Restate, word for word, all of the material shown below.

((

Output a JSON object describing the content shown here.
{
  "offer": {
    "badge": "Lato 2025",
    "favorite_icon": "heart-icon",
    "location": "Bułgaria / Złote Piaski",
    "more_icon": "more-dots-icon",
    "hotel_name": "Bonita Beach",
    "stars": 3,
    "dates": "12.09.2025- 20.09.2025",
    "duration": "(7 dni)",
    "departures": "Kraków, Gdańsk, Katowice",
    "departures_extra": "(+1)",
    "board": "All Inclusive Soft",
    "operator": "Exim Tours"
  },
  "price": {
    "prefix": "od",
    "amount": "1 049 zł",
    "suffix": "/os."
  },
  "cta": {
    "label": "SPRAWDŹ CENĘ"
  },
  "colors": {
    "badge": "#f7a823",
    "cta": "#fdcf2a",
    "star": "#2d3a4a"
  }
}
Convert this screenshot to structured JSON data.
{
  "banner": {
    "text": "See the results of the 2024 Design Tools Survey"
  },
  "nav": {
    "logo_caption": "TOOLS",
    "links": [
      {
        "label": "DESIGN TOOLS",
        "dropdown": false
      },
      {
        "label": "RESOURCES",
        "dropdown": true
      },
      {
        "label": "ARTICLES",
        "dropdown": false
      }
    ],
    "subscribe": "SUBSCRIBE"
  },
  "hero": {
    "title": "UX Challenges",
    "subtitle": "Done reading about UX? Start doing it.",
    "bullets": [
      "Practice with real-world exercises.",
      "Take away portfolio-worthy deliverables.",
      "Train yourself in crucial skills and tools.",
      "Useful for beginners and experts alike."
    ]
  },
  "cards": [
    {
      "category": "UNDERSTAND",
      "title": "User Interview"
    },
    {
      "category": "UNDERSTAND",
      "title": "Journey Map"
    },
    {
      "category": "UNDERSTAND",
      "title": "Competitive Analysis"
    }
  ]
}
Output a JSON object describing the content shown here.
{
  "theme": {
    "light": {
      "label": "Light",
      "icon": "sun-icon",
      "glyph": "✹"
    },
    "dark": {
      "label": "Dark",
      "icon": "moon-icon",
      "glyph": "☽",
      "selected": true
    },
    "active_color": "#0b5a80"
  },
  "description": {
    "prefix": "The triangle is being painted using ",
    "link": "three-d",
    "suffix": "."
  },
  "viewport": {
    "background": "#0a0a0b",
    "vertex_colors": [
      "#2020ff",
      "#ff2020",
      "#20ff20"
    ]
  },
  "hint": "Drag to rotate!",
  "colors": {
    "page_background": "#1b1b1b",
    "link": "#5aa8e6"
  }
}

))

**THE COMPLETED TASK**
Output a JSON object describing the content shown here.
{
  "offer": {
    "badge": "Lato 2025",
    "favorite_icon": "heart-icon",
    "location": "Bułgaria / Złote Piaski",
    "more_icon": "more-dots-icon",
    "hotel_name": "Bonita Beach",
    "stars": 3,
    "dates": "12.09.2025- 20.09.2025",
    "duration": "(7 dni)",
    "departures": "Kraków, Gdańsk, Katowice",
    "departures_extra": "(+1)",
    "board": "All Inclusive Soft",
    "operator": "Exim Tours"
  },
  "price": {
    "prefix": "od",
    "amount": "1 049 zł",
    "suffix": "/os."
  },
  "cta": {
    "label": "SPRAWDŹ CENĘ"
  },
  "colors": {
    "badge": "#f7a823",
    "cta": "#fdcf2a",
    "star": "#2d3a4a"
  }
}
Convert this screenshot to structured JSON data.
{
  "banner": {
    "text": "See the results of the 2024 Design Tools Survey"
  },
  "nav": {
    "logo_caption": "TOOLS",
    "links": [
      {
        "label": "DESIGN TOOLS",
        "dropdown": false
      },
      {
        "label": "RESOURCES",
        "dropdown": true
      },
      {
        "label": "ARTICLES",
        "dropdown": false
      }
    ],
    "subscribe": "SUBSCRIBE"
  },
  "hero": {
    "title": "UX Challenges",
    "subtitle": "Done reading about UX? Start doing it.",
    "bullets": [
      "Practice with real-world exercises.",
      "Take away portfolio-worthy deliverables.",
      "Train yourself in crucial skills and tools.",
      "Useful for beginners and experts alike."
    ]
  },
  "cards": [
    {
      "category": "UNDERSTAND",
      "title": "User Interview"
    },
    {
      "category": "UNDERSTAND",
      "title": "Journey Map"
    },
    {
      "category": "UNDERSTAND",
      "title": "Competitive Analysis"
    }
  ]
}
Output a JSON object describing the content shown here.
{
  "theme": {
    "light": {
      "label": "Light",
      "icon": "sun-icon",
      "glyph": "✹"
    },
    "dark": {
      "label": "Dark",
      "icon": "moon-icon",
      "glyph": "☽",
      "selected": true
    },
    "active_color": "#0b5a80"
  },
  "description": {
    "prefix": "The triangle is being painted using ",
    "link": "three-d",
    "suffix": "."
  },
  "viewport": {
    "background": "#0a0a0b",
    "vertex_colors": [
      "#2020ff",
      "#ff2020",
      "#20ff20"
    ]
  },
  "hint": "Drag to rotate!",
  "colors": {
    "page_background": "#1b1b1b",
    "link": "#5aa8e6"
  }
}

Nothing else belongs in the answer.